■ Entries shown
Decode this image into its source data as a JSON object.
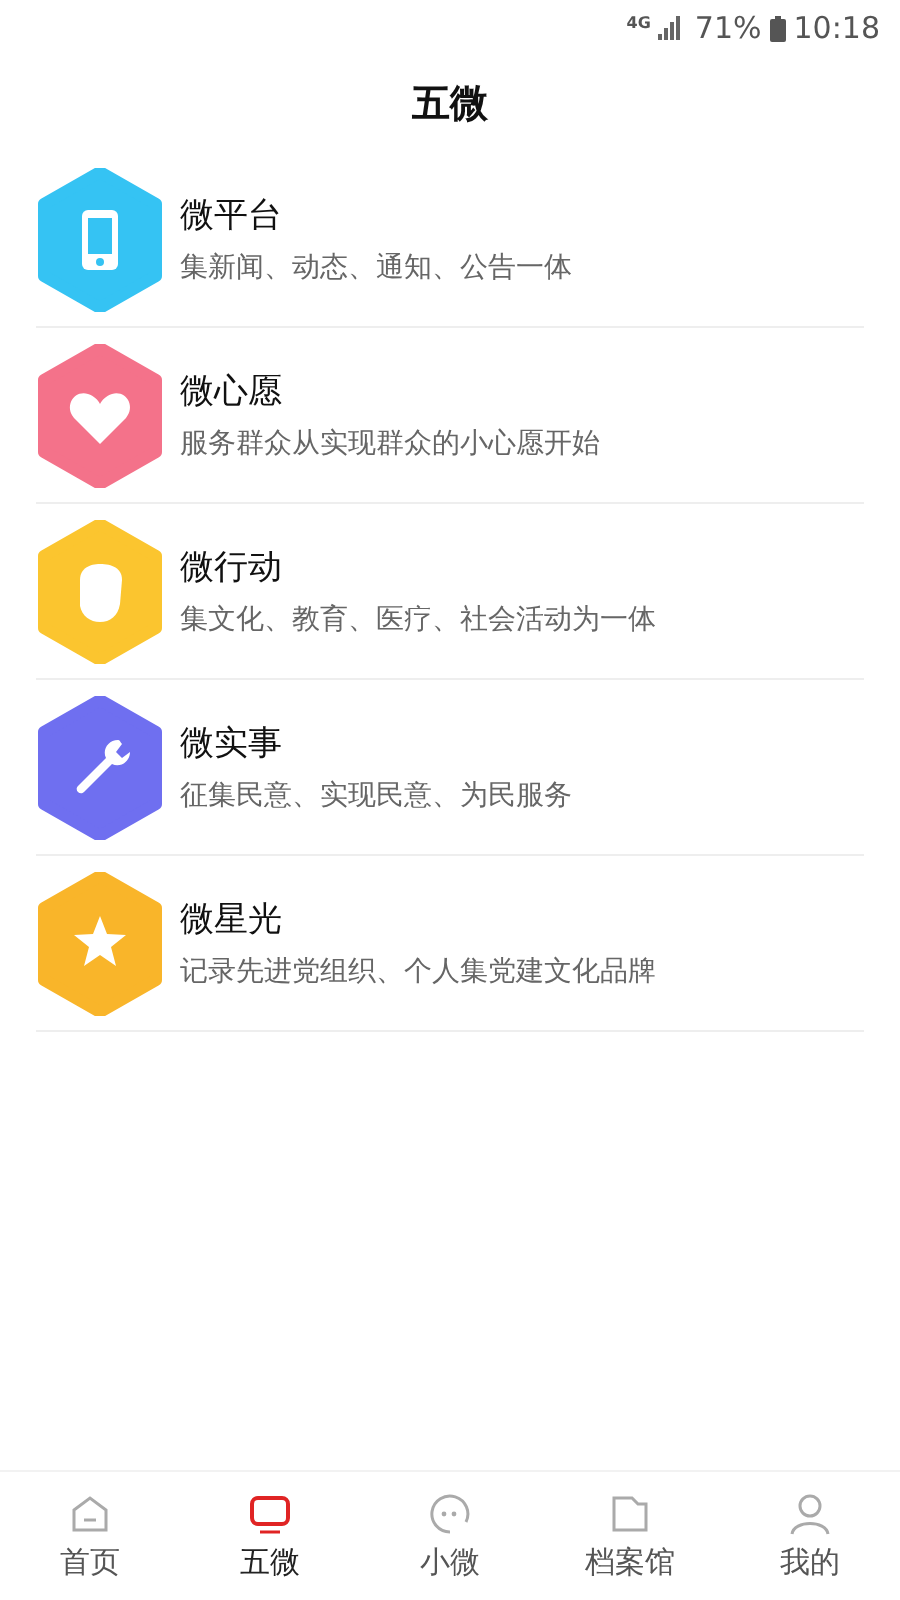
{
  "status_bar": {
    "network": "4G",
    "battery": "71%",
    "time": "10:18"
  },
  "header": {
    "title": "五微"
  },
  "items": [
    {
      "kind": "phone",
      "color": "#35c3f3",
      "title": "微平台",
      "subtitle": "集新闻、动态、通知、公告一体"
    },
    {
      "kind": "heart",
      "color": "#f4728a",
      "title": "微心愿",
      "subtitle": "服务群众从实现群众的小心愿开始"
    },
    {
      "kind": "fist",
      "color": "#fbc52f",
      "title": "微行动",
      "subtitle": "集文化、教育、医疗、社会活动为一体"
    },
    {
      "kind": "wrench",
      "color": "#6f6ff0",
      "title": "微实事",
      "subtitle": "征集民意、实现民意、为民服务"
    },
    {
      "kind": "star",
      "color": "#f9b52a",
      "title": "微星光",
      "subtitle": "记录先进党组织、个人集党建文化品牌"
    }
  ],
  "tabs": [
    {
      "kind": "home",
      "label": "首页",
      "selected": false
    },
    {
      "kind": "tv",
      "label": "五微",
      "selected": true
    },
    {
      "kind": "chat",
      "label": "小微",
      "selected": false
    },
    {
      "kind": "folder",
      "label": "档案馆",
      "selected": false
    },
    {
      "kind": "person",
      "label": "我的",
      "selected": false
    }
  ]
}
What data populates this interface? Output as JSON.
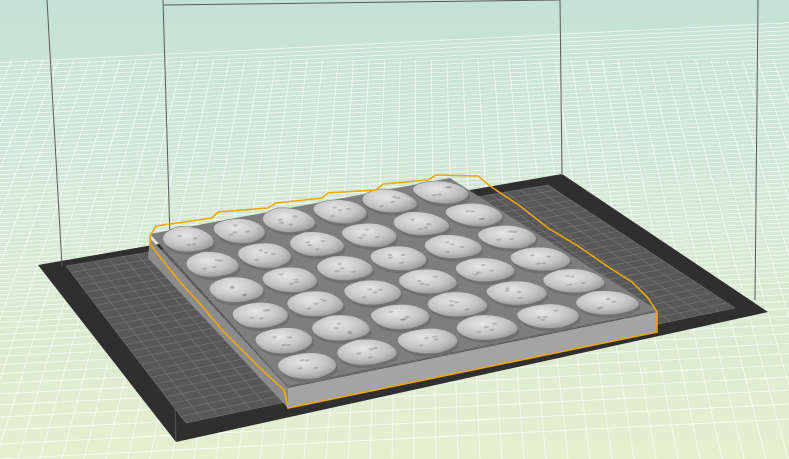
{
  "viewport": {
    "background_top": "#c5e1d7",
    "background_bottom": "#e4efcf",
    "grid_color": "#ffffff"
  },
  "build_plate": {
    "frame_color": "#2f2f2f",
    "surface_color": "#585858",
    "grid_color": "#7a7a7a"
  },
  "build_volume": {
    "line_color": "#5a5a5a"
  },
  "model": {
    "name": "cobblestone-tile",
    "rows": 6,
    "cols": 6,
    "selected": true,
    "selection_color": "#f0a800",
    "base_side_color": "#9d9d9d",
    "base_top_color": "#8a8a8a",
    "stone_color": "#c4c4c4",
    "stone_highlight": "#e2e2e2",
    "stone_shadow": "#6f6f6f"
  }
}
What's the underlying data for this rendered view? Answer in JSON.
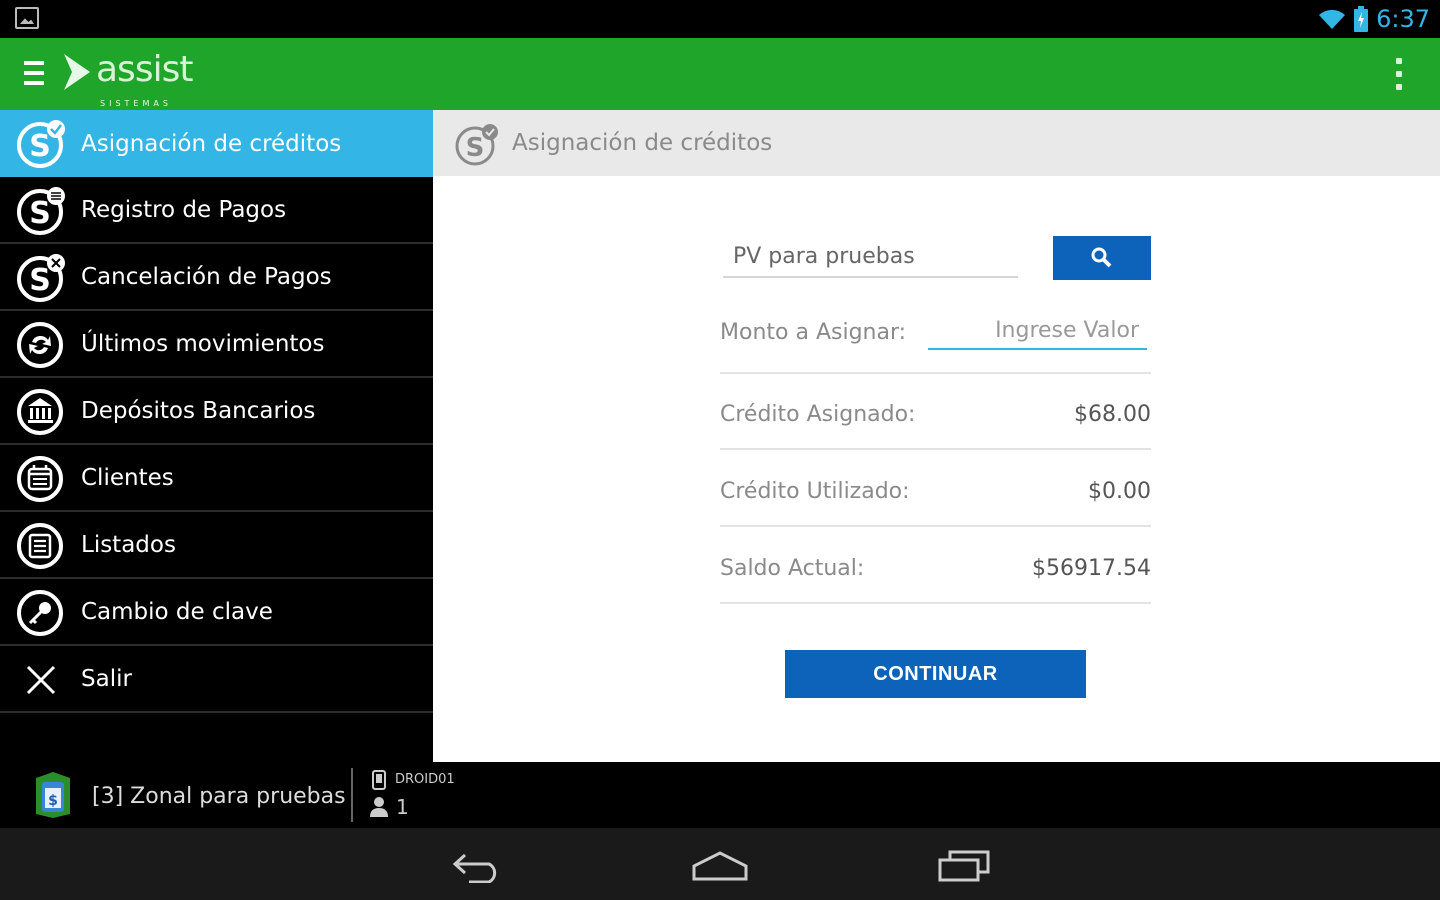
{
  "status_bar": {
    "time": "6:37",
    "icons": [
      "image-notification-icon",
      "wifi-icon",
      "battery-icon"
    ]
  },
  "action_bar": {
    "logo_text": "assist",
    "logo_subtext": "SISTEMAS",
    "color": "#1fa52a"
  },
  "drawer": {
    "items": [
      {
        "label": "Asignación de créditos",
        "icon": "credit-assign-icon",
        "active": true
      },
      {
        "label": "Registro de Pagos",
        "icon": "payment-register-icon"
      },
      {
        "label": "Cancelación de Pagos",
        "icon": "payment-cancel-icon"
      },
      {
        "label": "Últimos movimientos",
        "icon": "movements-icon"
      },
      {
        "label": "Depósitos Bancarios",
        "icon": "bank-icon"
      },
      {
        "label": "Clientes",
        "icon": "clients-icon"
      },
      {
        "label": "Listados",
        "icon": "list-icon"
      },
      {
        "label": "Cambio de clave",
        "icon": "key-icon"
      },
      {
        "label": "Salir",
        "icon": "close-icon"
      }
    ],
    "active_color": "#33b5e5"
  },
  "content": {
    "header_title": "Asignación de créditos",
    "pv_value": "PV para pruebas",
    "monto_label": "Monto a Asignar:",
    "monto_placeholder": "Ingrese Valor",
    "rows": [
      {
        "label": "Crédito Asignado:",
        "value": "$68.00"
      },
      {
        "label": "Crédito Utilizado:",
        "value": "$0.00"
      },
      {
        "label": "Saldo Actual:",
        "value": "$56917.54"
      }
    ],
    "continue_label": "CONTINUAR",
    "button_color": "#0d63b9"
  },
  "info_bar": {
    "zone_label": "[3] Zonal para pruebas",
    "device_id": "DROID01",
    "user_count": "1"
  },
  "nav_bar": {
    "buttons": [
      "back-icon",
      "home-icon",
      "recents-icon"
    ]
  }
}
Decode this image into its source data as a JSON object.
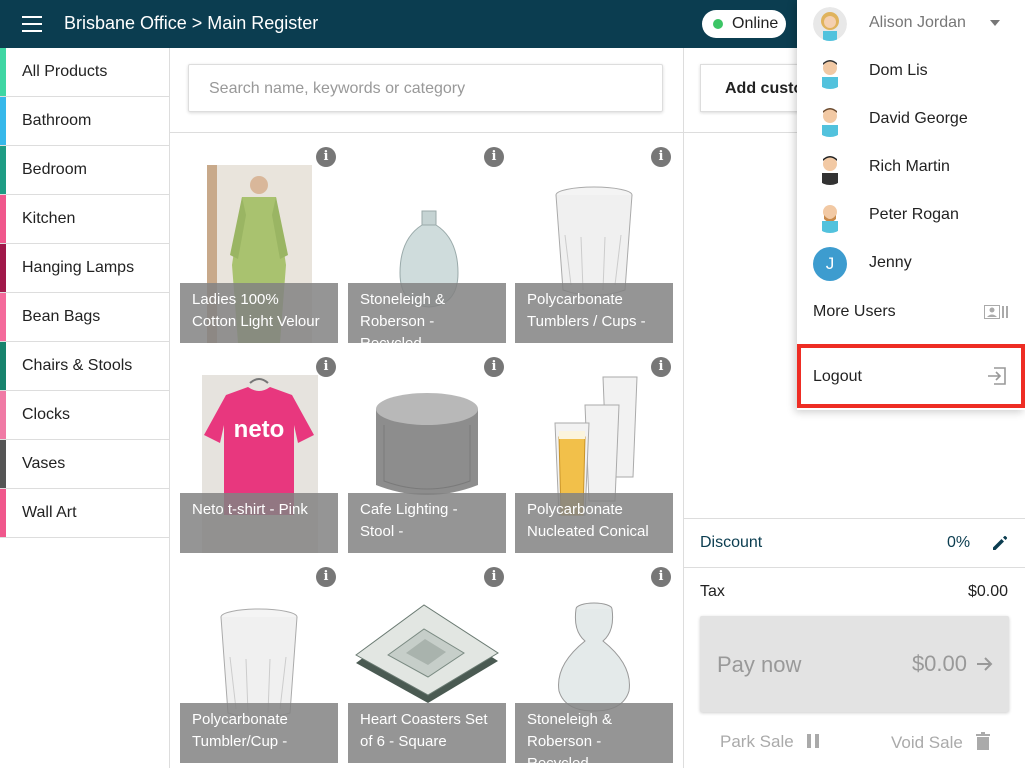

■ What is needed
Reproduce all of the data exactly; the pictures do not belong in the copy.

■ Worked solution
Decode this image into its source data as a JSON object.
{
  "status_bar": {
    "network": "4G",
    "battery": "71%",
    "time": "10:18"
  },
  "header": {
    "title": "五微"
  },
  "items": [
    {
      "kind": "phone",
      "color": "#35c3f3",
      "title": "微平台",
      "subtitle": "集新闻、动态、通知、公告一体"
    },
    {
      "kind": "heart",
      "color": "#f4728a",
      "title": "微心愿",
      "subtitle": "服务群众从实现群众的小心愿开始"
    },
    {
      "kind": "fist",
      "color": "#fbc52f",
      "title": "微行动",
      "subtitle": "集文化、教育、医疗、社会活动为一体"
    },
    {
      "kind": "wrench",
      "color": "#6f6ff0",
      "title": "微实事",
      "subtitle": "征集民意、实现民意、为民服务"
    },
    {
      "kind": "star",
      "color": "#f9b52a",
      "title": "微星光",
      "subtitle": "记录先进党组织、个人集党建文化品牌"
    }
  ],
  "tabs": [
    {
      "kind": "home",
      "label": "首页",
      "selected": false
    },
    {
      "kind": "tv",
      "label": "五微",
      "selected": true
    },
    {
      "kind": "chat",
      "label": "小微",
      "selected": false
    },
    {
      "kind": "folder",
      "label": "档案馆",
      "selected": false
    },
    {
      "kind": "person",
      "label": "我的",
      "selected": false
    }
  ]
}
What data populates this interface? Output as JSON.
{
  "viewport": {
    "background_top": "#c5e1d7",
    "background_bottom": "#e4efcf",
    "grid_color": "#ffffff"
  },
  "build_plate": {
    "frame_color": "#2f2f2f",
    "surface_color": "#585858",
    "grid_color": "#7a7a7a"
  },
  "build_volume": {
    "line_color": "#5a5a5a"
  },
  "model": {
    "name": "cobblestone-tile",
    "rows": 6,
    "cols": 6,
    "selected": true,
    "selection_color": "#f0a800",
    "base_side_color": "#9d9d9d",
    "base_top_color": "#8a8a8a",
    "stone_color": "#c4c4c4",
    "stone_highlight": "#e2e2e2",
    "stone_shadow": "#6f6f6f"
  }
}
What's the underlying data for this rendered view? Answer in JSON.
{
  "status_bar": {
    "time": "6:37",
    "icons": [
      "image-notification-icon",
      "wifi-icon",
      "battery-icon"
    ]
  },
  "action_bar": {
    "logo_text": "assist",
    "logo_subtext": "SISTEMAS",
    "color": "#1fa52a"
  },
  "drawer": {
    "items": [
      {
        "label": "Asignación de créditos",
        "icon": "credit-assign-icon",
        "active": true
      },
      {
        "label": "Registro de Pagos",
        "icon": "payment-register-icon"
      },
      {
        "label": "Cancelación de Pagos",
        "icon": "payment-cancel-icon"
      },
      {
        "label": "Últimos movimientos",
        "icon": "movements-icon"
      },
      {
        "label": "Depósitos Bancarios",
        "icon": "bank-icon"
      },
      {
        "label": "Clientes",
        "icon": "clients-icon"
      },
      {
        "label": "Listados",
        "icon": "list-icon"
      },
      {
        "label": "Cambio de clave",
        "icon": "key-icon"
      },
      {
        "label": "Salir",
        "icon": "close-icon"
      }
    ],
    "active_color": "#33b5e5"
  },
  "content": {
    "header_title": "Asignación de créditos",
    "pv_value": "PV para pruebas",
    "monto_label": "Monto a Asignar:",
    "monto_placeholder": "Ingrese Valor",
    "rows": [
      {
        "label": "Crédito Asignado:",
        "value": "$68.00"
      },
      {
        "label": "Crédito Utilizado:",
        "value": "$0.00"
      },
      {
        "label": "Saldo Actual:",
        "value": "$56917.54"
      }
    ],
    "continue_label": "CONTINUAR",
    "button_color": "#0d63b9"
  },
  "info_bar": {
    "zone_label": "[3] Zonal para pruebas",
    "device_id": "DROID01",
    "user_count": "1"
  },
  "nav_bar": {
    "buttons": [
      "back-icon",
      "home-icon",
      "recents-icon"
    ]
  }
}
Decode this image into its source data as a JSON object.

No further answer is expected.